• Exercise description:
How many of the lines contain the string "values"? Give the number, with no other words.

+-------+

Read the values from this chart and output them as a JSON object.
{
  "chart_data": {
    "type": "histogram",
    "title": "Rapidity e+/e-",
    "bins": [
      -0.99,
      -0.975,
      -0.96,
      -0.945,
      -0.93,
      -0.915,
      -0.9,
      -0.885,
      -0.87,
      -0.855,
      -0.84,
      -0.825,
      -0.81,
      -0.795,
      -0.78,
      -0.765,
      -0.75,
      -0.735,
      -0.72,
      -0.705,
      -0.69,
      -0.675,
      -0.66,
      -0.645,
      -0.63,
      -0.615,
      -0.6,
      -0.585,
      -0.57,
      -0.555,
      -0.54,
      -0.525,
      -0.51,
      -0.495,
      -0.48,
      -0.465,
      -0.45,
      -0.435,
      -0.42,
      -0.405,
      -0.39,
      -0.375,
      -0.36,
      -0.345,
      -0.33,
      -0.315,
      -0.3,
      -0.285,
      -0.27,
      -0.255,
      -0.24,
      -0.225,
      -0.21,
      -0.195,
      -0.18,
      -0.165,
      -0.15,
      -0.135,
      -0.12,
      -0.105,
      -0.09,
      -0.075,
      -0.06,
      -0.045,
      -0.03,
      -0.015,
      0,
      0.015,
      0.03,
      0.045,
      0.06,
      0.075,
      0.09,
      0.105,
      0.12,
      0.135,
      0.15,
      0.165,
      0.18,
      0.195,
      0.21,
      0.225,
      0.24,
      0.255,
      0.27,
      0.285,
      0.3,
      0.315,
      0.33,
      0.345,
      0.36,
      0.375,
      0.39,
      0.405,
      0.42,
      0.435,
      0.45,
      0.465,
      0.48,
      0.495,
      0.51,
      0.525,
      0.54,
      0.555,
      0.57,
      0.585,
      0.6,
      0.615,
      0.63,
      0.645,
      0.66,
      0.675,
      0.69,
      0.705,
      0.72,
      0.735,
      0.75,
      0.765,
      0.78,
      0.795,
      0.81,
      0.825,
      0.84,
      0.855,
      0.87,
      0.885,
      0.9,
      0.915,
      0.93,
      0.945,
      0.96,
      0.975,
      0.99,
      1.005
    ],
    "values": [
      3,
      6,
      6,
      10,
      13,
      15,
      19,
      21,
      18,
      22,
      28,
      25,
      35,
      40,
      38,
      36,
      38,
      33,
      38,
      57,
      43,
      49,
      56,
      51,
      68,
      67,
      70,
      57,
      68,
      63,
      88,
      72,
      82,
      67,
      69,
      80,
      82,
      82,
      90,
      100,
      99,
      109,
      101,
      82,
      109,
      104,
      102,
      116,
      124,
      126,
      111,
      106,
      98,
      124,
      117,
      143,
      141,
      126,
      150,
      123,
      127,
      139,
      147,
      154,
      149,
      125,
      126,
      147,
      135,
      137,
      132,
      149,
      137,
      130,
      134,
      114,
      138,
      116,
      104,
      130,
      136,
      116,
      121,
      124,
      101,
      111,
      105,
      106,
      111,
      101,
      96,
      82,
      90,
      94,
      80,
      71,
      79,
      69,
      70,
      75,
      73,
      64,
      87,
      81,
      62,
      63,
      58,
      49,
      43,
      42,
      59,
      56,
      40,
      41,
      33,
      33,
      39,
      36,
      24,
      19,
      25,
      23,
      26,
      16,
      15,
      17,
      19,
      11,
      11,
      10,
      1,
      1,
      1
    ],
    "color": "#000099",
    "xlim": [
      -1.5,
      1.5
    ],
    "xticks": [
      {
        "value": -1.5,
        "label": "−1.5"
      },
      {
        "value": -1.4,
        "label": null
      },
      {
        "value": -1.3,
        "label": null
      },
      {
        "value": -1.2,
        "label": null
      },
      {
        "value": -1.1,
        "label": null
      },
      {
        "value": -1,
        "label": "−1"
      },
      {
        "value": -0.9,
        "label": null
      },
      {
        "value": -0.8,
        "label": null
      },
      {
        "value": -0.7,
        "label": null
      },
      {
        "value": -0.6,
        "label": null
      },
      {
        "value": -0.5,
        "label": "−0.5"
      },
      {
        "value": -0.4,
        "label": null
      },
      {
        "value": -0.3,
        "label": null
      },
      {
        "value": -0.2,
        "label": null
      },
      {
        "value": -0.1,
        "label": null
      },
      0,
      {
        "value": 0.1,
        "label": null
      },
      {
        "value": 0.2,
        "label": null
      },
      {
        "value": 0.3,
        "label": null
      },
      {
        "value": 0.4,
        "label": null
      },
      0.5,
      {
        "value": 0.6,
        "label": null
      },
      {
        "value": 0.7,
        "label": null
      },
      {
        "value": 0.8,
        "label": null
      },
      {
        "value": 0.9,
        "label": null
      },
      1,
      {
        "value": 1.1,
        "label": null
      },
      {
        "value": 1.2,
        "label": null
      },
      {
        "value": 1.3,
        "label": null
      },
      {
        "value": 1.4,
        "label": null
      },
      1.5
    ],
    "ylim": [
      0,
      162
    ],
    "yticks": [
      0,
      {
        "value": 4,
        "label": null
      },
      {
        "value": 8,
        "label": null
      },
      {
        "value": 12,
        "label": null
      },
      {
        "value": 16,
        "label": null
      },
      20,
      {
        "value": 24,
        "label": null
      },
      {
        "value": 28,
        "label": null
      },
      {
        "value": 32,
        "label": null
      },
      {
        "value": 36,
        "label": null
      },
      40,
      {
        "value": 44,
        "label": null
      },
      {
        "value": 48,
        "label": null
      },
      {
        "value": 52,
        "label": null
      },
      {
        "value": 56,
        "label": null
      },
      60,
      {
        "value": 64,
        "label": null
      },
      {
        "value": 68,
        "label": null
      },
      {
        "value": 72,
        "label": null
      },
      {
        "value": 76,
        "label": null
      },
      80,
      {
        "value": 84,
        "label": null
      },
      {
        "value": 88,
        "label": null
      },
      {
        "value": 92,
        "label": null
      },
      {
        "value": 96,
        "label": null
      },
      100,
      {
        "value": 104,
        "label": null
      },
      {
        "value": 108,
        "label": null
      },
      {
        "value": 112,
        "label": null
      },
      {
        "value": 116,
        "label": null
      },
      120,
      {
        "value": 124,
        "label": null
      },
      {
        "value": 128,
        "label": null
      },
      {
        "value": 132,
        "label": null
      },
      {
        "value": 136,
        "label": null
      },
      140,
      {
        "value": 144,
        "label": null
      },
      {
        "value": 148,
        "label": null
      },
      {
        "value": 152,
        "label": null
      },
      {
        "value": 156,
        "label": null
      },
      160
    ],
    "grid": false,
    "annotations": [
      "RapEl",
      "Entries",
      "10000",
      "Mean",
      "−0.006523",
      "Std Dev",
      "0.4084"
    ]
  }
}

+-------+

• The completed task:
2